Приведенный текст ▸
────────

Но, отвергая безличное знание книги, Сократ в то же время отвергает пусть и с куда большим уважением и другой безличный язык, чистую речь, которая доносит священное. Мы уже не из тех, говорит он, кому довольно было слушать голос дуба или камня. «Вы же, нынешние, хотите знать, кто это говорит и из каких он краев»14. Таким образом, все, что высказано против письменности, в равной степени способно послужить и для дискредитации оглашаемой речи гимна, когда оглашающий, будь то поэт или эхо поэта, является всего-навсего безответственным органом бесконечно превосходящего его языка.

В этом отношении письмо, все письменное, хоть оно и связано с развитием прозы, которое начинается с утратой стихом роли незаменимого орудия памяти, таинственным образом оказывается по существу близким к священной речи, чью странность оно, кажется, переносит в произведение, наследуя и ее чрезмерность, рискованность, не подвластную никакому расчету, и отвергающую всякие гарантии силу. Как и священная речь, написанное приходит неведомо откуда и, в отсутствие автора, в отсутствие начала, отсылает тем самым к чему-то более изначальному. За письменной речью никто не присутствует, но она дает голос отсутствию, как и оракул, в коем глаголет божественное: в речи оракула сам бог никогда не присутствует и говорит, стало быть, отсутствие бога. Так же как и письмена, оракул не оправдывает себя, не объясняет, не защищается: не бывает ни диалога с написанным, ни диалога с богом. Сократу не превозмочь удивления перед этим говорящим молчанием.

────────

Собранные данные
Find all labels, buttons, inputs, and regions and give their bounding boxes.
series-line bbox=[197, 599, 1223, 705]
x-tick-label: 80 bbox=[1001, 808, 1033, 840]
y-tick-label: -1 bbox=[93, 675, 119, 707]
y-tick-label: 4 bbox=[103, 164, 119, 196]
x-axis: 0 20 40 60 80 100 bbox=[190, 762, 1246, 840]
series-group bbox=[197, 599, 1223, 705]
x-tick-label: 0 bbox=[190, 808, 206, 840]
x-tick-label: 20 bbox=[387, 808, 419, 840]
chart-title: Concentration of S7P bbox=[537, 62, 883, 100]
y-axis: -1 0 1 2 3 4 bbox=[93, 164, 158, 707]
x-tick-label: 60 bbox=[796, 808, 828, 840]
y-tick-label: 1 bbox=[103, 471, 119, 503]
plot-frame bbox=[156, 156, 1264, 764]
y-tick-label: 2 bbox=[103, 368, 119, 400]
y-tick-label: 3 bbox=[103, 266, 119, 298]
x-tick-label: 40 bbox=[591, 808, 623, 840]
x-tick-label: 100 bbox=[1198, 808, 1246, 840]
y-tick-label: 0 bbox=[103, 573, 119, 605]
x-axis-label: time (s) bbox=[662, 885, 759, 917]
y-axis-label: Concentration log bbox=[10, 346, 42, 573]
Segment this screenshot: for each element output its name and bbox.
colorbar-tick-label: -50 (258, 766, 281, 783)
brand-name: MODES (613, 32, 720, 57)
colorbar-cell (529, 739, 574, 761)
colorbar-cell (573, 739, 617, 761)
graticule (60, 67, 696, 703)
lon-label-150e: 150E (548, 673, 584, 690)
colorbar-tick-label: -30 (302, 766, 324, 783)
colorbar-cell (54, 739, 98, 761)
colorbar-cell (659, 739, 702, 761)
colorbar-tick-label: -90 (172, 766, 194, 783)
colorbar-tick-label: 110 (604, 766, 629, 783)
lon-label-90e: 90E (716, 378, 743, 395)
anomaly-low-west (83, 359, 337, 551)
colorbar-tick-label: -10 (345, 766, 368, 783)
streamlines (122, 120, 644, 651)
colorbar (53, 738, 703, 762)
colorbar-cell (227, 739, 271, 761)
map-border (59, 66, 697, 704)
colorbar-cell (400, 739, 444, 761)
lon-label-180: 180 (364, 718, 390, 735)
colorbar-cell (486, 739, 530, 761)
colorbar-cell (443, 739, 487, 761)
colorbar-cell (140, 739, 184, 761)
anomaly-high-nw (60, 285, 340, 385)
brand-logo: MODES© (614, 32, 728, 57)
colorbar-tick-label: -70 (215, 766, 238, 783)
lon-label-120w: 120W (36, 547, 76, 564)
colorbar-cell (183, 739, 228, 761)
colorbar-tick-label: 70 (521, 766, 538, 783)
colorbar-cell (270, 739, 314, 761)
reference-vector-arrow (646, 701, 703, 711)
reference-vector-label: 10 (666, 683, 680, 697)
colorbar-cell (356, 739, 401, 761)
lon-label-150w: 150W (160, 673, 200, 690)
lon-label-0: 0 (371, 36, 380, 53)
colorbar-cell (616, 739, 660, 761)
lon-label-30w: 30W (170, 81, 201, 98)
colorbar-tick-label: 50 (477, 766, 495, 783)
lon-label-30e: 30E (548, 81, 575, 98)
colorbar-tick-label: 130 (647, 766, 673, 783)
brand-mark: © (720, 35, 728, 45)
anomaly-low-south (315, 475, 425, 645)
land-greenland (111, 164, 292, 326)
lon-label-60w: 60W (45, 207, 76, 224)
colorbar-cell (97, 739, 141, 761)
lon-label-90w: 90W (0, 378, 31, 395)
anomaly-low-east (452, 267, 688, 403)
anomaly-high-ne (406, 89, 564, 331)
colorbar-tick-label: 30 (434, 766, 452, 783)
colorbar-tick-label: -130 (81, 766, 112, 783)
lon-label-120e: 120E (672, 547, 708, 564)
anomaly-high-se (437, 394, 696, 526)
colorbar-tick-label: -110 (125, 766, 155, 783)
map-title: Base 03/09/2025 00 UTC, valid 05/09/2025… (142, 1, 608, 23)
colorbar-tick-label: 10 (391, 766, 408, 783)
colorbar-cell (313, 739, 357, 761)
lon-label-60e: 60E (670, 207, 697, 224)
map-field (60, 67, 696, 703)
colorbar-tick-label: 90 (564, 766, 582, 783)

────────

Задание ▸
Перепишите отрывок о Сократе и письменности, начиная со слов «Но, отвергая безличное» и заканчивая словами «превосходящего его языка.». Замените в нем «дуба» на «ясеня».

Решение ▸
Но, отвергая безличное знание книги, Сократ в то же время отвергает пусть и с куда большим уважением и другой безличный язык, чистую речь, которая доносит священное. Мы уже не из тех, говорит он, кому довольно было слушать голос ясеня или камня. «Вы же, нынешние, хотите знать, кто это говорит и из каких он краев»14. Таким образом, все, что высказано против письменности, в равной степени способно послужить и для дискредитации оглашаемой речи гимна, когда оглашающий, будь то поэт или эхо поэта, является всего-навсего безответственным органом бесконечно превосходящего его языка.